### What you will do
Scanning the listing below, tally every line where the string "saturated" shows up, then state the count alone.

+===+

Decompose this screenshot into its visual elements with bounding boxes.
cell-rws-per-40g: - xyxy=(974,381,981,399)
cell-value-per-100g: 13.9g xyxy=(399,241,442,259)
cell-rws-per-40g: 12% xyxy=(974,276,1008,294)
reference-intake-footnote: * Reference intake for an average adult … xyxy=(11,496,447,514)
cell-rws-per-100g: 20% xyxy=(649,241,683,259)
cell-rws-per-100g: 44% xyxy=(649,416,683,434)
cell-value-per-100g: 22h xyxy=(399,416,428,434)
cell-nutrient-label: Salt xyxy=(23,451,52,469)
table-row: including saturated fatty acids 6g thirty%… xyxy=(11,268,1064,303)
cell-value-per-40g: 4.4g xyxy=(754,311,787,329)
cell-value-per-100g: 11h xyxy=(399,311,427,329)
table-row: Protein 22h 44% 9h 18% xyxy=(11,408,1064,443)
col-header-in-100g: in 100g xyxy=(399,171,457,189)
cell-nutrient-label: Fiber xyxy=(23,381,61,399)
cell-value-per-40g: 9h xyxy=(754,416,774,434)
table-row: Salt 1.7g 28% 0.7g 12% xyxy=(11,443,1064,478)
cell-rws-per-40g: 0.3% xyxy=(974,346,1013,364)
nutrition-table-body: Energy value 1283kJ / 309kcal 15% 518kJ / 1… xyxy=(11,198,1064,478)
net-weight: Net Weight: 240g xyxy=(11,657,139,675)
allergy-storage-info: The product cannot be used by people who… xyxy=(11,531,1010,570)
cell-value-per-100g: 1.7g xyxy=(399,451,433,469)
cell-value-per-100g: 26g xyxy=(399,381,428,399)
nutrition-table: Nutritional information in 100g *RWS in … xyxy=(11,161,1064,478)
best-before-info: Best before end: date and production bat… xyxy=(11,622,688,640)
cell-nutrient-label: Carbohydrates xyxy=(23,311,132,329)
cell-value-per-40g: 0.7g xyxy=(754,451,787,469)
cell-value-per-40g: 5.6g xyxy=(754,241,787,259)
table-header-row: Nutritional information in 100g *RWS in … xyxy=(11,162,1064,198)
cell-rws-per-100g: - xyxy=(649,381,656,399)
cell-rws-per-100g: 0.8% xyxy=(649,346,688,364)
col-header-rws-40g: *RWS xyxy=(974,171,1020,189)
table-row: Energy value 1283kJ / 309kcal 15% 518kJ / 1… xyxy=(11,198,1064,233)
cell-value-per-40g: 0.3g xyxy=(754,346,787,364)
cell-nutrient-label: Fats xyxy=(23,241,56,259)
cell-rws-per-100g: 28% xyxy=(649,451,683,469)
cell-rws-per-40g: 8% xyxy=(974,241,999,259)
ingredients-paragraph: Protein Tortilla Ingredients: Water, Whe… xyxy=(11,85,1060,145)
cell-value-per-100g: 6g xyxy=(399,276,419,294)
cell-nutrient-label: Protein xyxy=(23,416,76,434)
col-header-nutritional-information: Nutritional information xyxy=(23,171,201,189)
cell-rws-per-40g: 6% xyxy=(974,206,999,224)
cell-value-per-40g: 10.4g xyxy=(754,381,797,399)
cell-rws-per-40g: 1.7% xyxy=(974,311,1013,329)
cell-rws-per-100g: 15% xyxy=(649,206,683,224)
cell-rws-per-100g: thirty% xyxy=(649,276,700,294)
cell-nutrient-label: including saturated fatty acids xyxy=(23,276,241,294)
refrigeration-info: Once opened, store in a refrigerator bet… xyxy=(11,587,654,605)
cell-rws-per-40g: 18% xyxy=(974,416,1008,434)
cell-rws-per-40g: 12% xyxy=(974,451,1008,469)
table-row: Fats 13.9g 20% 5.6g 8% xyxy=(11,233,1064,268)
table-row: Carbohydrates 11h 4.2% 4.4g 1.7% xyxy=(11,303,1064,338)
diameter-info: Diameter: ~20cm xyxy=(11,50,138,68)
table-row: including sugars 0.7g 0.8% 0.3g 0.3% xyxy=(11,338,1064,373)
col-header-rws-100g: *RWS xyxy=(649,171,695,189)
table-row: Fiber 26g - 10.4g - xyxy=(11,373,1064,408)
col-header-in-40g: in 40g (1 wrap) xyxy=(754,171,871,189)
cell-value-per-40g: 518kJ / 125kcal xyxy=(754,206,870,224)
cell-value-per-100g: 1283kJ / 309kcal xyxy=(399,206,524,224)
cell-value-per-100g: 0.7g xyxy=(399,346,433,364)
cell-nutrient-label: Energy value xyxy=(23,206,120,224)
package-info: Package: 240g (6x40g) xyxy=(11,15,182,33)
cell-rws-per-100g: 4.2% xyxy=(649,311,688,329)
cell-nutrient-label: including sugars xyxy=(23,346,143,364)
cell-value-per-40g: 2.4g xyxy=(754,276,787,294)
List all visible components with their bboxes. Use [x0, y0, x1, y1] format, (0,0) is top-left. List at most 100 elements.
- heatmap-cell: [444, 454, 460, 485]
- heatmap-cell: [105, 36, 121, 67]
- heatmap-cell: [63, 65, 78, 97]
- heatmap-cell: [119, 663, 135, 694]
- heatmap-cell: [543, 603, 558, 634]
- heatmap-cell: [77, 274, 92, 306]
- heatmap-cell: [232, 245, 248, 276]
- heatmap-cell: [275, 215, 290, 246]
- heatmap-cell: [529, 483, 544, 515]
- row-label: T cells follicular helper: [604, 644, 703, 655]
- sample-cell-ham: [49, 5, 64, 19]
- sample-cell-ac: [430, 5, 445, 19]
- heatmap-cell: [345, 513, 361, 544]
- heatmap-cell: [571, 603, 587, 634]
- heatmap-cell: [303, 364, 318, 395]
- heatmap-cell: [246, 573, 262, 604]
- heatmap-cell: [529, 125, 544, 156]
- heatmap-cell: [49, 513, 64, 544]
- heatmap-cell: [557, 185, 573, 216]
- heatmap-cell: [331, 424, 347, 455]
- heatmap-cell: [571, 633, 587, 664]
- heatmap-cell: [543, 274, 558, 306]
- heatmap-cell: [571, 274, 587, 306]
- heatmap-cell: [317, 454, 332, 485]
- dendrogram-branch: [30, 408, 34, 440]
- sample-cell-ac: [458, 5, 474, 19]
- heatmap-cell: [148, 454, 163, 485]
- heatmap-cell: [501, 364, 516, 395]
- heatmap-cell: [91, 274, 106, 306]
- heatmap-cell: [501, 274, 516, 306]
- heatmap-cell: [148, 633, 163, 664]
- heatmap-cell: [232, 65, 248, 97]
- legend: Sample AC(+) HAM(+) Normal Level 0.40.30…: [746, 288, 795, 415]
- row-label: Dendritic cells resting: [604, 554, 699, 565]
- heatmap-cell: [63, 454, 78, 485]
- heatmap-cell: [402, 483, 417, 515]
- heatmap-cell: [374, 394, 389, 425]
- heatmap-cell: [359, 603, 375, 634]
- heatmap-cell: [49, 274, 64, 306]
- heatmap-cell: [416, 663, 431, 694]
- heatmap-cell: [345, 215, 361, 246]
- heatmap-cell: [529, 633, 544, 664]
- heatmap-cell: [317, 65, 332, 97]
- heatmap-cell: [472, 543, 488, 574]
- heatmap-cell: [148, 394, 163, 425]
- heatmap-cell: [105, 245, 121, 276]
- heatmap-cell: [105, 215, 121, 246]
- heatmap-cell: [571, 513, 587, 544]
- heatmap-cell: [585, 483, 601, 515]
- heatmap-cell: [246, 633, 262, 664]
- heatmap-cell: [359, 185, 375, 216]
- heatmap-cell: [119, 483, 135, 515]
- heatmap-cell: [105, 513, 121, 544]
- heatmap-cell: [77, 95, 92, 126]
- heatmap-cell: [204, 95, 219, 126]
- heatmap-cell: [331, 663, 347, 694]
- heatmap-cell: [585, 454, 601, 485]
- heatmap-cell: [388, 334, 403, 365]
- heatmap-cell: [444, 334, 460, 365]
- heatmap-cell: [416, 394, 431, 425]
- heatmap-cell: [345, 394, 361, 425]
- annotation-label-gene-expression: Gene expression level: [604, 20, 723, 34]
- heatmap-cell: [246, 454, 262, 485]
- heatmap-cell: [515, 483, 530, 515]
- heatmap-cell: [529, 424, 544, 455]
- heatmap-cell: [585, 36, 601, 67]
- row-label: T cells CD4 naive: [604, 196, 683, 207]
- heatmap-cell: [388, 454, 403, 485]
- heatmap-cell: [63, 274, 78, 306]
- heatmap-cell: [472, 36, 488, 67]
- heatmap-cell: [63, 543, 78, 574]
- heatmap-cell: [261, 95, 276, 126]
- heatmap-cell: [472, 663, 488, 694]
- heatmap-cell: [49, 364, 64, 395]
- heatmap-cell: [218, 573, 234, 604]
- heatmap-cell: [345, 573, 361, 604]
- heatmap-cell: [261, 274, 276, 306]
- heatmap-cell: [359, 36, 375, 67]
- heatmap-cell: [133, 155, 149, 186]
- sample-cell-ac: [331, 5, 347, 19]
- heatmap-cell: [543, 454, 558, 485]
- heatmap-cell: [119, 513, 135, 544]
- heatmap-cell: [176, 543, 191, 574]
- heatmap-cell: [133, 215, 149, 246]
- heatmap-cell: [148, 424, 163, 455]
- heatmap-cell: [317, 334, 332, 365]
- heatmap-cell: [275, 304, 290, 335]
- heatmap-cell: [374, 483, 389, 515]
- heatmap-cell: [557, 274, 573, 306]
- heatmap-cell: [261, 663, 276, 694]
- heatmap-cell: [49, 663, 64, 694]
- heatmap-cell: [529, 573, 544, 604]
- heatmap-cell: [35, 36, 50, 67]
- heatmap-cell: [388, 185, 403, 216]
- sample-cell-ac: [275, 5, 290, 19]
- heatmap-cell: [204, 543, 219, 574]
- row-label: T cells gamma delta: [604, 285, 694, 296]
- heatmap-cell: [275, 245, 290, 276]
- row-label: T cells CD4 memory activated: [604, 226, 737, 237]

+===+

### Solved exercise
2